PROBLEM DESCRIPTION:
Quote the data below in full, please, without altering anything.

╭─ EXTRACTED RECORDS

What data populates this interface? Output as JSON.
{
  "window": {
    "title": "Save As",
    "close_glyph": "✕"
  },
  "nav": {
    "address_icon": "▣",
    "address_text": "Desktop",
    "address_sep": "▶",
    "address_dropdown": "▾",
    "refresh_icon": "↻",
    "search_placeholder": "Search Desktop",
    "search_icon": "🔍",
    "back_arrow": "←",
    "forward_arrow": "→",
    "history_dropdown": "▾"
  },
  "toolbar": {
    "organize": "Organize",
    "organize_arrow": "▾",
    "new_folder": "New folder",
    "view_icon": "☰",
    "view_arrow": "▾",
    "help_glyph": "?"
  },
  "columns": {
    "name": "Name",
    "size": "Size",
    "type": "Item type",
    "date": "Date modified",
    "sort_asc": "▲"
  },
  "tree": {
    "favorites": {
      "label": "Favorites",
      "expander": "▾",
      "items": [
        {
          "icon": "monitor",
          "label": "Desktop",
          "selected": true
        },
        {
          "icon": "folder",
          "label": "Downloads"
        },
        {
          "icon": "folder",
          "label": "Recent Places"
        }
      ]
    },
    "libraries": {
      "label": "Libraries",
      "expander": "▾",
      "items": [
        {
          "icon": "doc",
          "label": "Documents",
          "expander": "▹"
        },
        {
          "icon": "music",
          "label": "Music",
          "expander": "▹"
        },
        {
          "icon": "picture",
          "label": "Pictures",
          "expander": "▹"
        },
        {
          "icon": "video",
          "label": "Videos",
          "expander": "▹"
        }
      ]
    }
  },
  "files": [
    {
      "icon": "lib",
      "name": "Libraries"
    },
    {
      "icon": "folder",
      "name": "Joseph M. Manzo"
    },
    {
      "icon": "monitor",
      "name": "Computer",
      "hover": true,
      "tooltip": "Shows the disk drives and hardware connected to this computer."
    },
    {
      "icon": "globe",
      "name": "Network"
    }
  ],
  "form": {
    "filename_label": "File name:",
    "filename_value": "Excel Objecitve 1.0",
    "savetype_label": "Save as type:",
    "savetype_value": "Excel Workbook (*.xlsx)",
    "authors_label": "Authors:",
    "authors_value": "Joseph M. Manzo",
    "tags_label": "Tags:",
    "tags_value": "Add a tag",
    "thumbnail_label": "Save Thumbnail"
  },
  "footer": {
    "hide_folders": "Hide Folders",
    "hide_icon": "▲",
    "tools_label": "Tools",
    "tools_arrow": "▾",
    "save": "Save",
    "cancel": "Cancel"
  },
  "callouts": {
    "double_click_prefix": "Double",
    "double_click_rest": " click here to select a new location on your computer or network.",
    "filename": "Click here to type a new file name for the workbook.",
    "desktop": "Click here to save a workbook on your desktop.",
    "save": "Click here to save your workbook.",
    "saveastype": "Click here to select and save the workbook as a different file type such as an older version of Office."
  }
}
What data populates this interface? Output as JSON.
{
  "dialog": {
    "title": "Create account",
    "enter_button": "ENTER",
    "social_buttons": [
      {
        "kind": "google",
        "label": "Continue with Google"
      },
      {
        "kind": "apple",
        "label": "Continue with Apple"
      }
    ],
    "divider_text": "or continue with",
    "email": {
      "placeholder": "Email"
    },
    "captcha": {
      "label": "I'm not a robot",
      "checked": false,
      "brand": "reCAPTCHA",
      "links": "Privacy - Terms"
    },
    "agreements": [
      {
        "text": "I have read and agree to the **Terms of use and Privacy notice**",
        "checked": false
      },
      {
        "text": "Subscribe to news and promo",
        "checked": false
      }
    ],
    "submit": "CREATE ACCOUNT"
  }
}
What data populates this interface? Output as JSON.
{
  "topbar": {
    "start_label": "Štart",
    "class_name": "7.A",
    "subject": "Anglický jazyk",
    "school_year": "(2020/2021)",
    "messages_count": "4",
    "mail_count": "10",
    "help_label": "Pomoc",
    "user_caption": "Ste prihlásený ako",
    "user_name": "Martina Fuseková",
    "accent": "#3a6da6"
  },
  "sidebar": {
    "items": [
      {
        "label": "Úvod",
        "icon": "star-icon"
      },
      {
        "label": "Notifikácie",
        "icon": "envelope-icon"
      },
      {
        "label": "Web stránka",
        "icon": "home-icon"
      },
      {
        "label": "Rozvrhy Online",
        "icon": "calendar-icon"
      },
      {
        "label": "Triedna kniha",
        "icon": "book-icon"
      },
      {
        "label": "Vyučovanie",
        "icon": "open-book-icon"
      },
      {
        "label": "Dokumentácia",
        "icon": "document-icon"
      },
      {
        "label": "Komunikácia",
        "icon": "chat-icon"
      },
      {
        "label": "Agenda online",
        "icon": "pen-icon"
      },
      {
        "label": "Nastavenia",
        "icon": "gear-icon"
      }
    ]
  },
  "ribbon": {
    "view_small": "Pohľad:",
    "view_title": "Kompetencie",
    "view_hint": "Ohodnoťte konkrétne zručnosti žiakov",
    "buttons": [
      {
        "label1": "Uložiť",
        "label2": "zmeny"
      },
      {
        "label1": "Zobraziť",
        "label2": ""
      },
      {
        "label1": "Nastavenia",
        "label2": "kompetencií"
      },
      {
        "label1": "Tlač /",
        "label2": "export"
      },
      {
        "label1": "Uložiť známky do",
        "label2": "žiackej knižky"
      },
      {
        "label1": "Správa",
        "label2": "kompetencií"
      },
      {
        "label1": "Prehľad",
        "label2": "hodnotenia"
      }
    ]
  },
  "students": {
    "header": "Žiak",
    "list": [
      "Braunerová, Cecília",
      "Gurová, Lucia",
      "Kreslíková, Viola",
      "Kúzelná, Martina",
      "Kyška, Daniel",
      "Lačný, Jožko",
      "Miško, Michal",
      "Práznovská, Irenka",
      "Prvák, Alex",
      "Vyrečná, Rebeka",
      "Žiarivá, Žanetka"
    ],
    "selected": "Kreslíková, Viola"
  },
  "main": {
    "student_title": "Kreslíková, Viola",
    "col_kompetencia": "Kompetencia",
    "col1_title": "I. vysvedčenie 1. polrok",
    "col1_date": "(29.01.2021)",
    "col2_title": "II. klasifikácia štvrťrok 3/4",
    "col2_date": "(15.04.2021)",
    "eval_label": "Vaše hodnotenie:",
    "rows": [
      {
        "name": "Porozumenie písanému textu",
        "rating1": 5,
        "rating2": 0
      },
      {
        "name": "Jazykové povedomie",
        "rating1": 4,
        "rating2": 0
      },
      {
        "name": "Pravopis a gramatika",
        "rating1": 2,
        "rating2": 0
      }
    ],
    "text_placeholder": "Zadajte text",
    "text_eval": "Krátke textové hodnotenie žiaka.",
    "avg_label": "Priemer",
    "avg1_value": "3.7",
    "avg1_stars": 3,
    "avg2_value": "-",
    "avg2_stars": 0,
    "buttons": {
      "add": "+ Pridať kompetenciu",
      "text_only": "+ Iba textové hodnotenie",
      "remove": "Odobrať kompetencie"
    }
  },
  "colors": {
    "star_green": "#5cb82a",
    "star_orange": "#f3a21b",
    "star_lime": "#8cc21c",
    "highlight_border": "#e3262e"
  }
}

╰─

WORKED ANSWER:
What data populates this interface? Output as JSON.
{
  "window": {
    "title": "Save As",
    "close_glyph": "✕"
  },
  "nav": {
    "address_icon": "▣",
    "address_text": "Desktop",
    "address_sep": "▶",
    "address_dropdown": "▾",
    "refresh_icon": "↻",
    "search_placeholder": "Search Desktop",
    "search_icon": "🔍",
    "back_arrow": "←",
    "forward_arrow": "→",
    "history_dropdown": "▾"
  },
  "toolbar": {
    "organize": "Organize",
    "organize_arrow": "▾",
    "new_folder": "New folder",
    "view_icon": "☰",
    "view_arrow": "▾",
    "help_glyph": "?"
  },
  "columns": {
    "name": "Name",
    "size": "Size",
    "type": "Item type",
    "date": "Date modified",
    "sort_asc": "▲"
  },
  "tree": {
    "favorites": {
      "label": "Favorites",
      "expander": "▾",
      "items": [
        {
          "icon": "monitor",
          "label": "Desktop",
          "selected": true
        },
        {
          "icon": "folder",
          "label": "Downloads"
        },
        {
          "icon": "folder",
          "label": "Recent Places"
        }
      ]
    },
    "libraries": {
      "label": "Libraries",
      "expander": "▾",
      "items": [
        {
          "icon": "doc",
          "label": "Documents",
          "expander": "▹"
        },
        {
          "icon": "music",
          "label": "Music",
          "expander": "▹"
        },
        {
          "icon": "picture",
          "label": "Pictures",
          "expander": "▹"
        },
        {
          "icon": "video",
          "label": "Videos",
          "expander": "▹"
        }
      ]
    }
  },
  "files": [
    {
      "icon": "lib",
      "name": "Libraries"
    },
    {
      "icon": "folder",
      "name": "Joseph M. Manzo"
    },
    {
      "icon": "monitor",
      "name": "Computer",
      "hover": true,
      "tooltip": "Shows the disk drives and hardware connected to this computer."
    },
    {
      "icon": "globe",
      "name": "Network"
    }
  ],
  "form": {
    "filename_label": "File name:",
    "filename_value": "Excel Objecitve 1.0",
    "savetype_label": "Save as type:",
    "savetype_value": "Excel Workbook (*.xlsx)",
    "authors_label": "Authors:",
    "authors_value": "Joseph M. Manzo",
    "tags_label": "Tags:",
    "tags_value": "Add a tag",
    "thumbnail_label": "Save Thumbnail"
  },
  "footer": {
    "hide_folders": "Hide Folders",
    "hide_icon": "▲",
    "tools_label": "Tools",
    "tools_arrow": "▾",
    "save": "Save",
    "cancel": "Cancel"
  },
  "callouts": {
    "double_click_prefix": "Double",
    "double_click_rest": " click here to select a new location on your computer or network.",
    "filename": "Click here to type a new file name for the workbook.",
    "desktop": "Click here to save a workbook on your desktop.",
    "save": "Click here to save your workbook.",
    "saveastype": "Click here to select and save the workbook as a different file type such as an older version of Office."
  }
}
What data populates this interface? Output as JSON.
{
  "dialog": {
    "title": "Create account",
    "enter_button": "ENTER",
    "social_buttons": [
      {
        "kind": "google",
        "label": "Continue with Google"
      },
      {
        "kind": "apple",
        "label": "Continue with Apple"
      }
    ],
    "divider_text": "or continue with",
    "email": {
      "placeholder": "Email"
    },
    "captcha": {
      "label": "I'm not a robot",
      "checked": false,
      "brand": "reCAPTCHA",
      "links": "Privacy - Terms"
    },
    "agreements": [
      {
        "text": "I have read and agree to the **Terms of use and Privacy notice**",
        "checked": false
      },
      {
        "text": "Subscribe to news and promo",
        "checked": false
      }
    ],
    "submit": "CREATE ACCOUNT"
  }
}
What data populates this interface? Output as JSON.
{
  "topbar": {
    "start_label": "Štart",
    "class_name": "7.A",
    "subject": "Anglický jazyk",
    "school_year": "(2020/2021)",
    "messages_count": "4",
    "mail_count": "10",
    "help_label": "Pomoc",
    "user_caption": "Ste prihlásený ako",
    "user_name": "Martina Fuseková",
    "accent": "#3a6da6"
  },
  "sidebar": {
    "items": [
      {
        "label": "Úvod",
        "icon": "star-icon"
      },
      {
        "label": "Notifikácie",
        "icon": "envelope-icon"
      },
      {
        "label": "Web stránka",
        "icon": "home-icon"
      },
      {
        "label": "Rozvrhy Online",
        "icon": "calendar-icon"
      },
      {
        "label": "Triedna kniha",
        "icon": "book-icon"
      },
      {
        "label": "Vyučovanie",
        "icon": "open-book-icon"
      },
      {
        "label": "Dokumentácia",
        "icon": "document-icon"
      },
      {
        "label": "Komunikácia",
        "icon": "chat-icon"
      },
      {
        "label": "Agenda online",
        "icon": "pen-icon"
      },
      {
        "label": "Nastavenia",
        "icon": "gear-icon"
      }
    ]
  },
  "ribbon": {
    "view_small": "Pohľad:",
    "view_title": "Kompetencie",
    "view_hint": "Ohodnoťte konkrétne zručnosti žiakov",
    "buttons": [
      {
        "label1": "Uložiť",
        "label2": "zmeny"
      },
      {
        "label1": "Zobraziť",
        "label2": ""
      },
      {
        "label1": "Nastavenia",
        "label2": "kompetencií"
      },
      {
        "label1": "Tlač /",
        "label2": "export"
      },
      {
        "label1": "Uložiť známky do",
        "label2": "žiackej knižky"
      },
      {
        "label1": "Správa",
        "label2": "kompetencií"
      },
      {
        "label1": "Prehľad",
        "label2": "hodnotenia"
      }
    ]
  },
  "students": {
    "header": "Žiak",
    "list": [
      "Braunerová, Cecília",
      "Gurová, Lucia",
      "Kreslíková, Viola",
      "Kúzelná, Martina",
      "Kyška, Daniel",
      "Lačný, Jožko",
      "Miško, Michal",
      "Práznovská, Irenka",
      "Prvák, Alex",
      "Vyrečná, Rebeka",
      "Žiarivá, Žanetka"
    ],
    "selected": "Kreslíková, Viola"
  },
  "main": {
    "student_title": "Kreslíková, Viola",
    "col_kompetencia": "Kompetencia",
    "col1_title": "I. vysvedčenie 1. polrok",
    "col1_date": "(29.01.2021)",
    "col2_title": "II. klasifikácia štvrťrok 3/4",
    "col2_date": "(15.04.2021)",
    "eval_label": "Vaše hodnotenie:",
    "rows": [
      {
        "name": "Porozumenie písanému textu",
        "rating1": 5,
        "rating2": 0
      },
      {
        "name": "Jazykové povedomie",
        "rating1": 4,
        "rating2": 0
      },
      {
        "name": "Pravopis a gramatika",
        "rating1": 2,
        "rating2": 0
      }
    ],
    "text_placeholder": "Zadajte text",
    "text_eval": "Krátke textové hodnotenie žiaka.",
    "avg_label": "Priemer",
    "avg1_value": "3.7",
    "avg1_stars": 3,
    "avg2_value": "-",
    "avg2_stars": 0,
    "buttons": {
      "add": "+ Pridať kompetenciu",
      "text_only": "+ Iba textové hodnotenie",
      "remove": "Odobrať kompetencie"
    }
  },
  "colors": {
    "star_green": "#5cb82a",
    "star_orange": "#f3a21b",
    "star_lime": "#8cc21c",
    "highlight_border": "#e3262e"
  }
}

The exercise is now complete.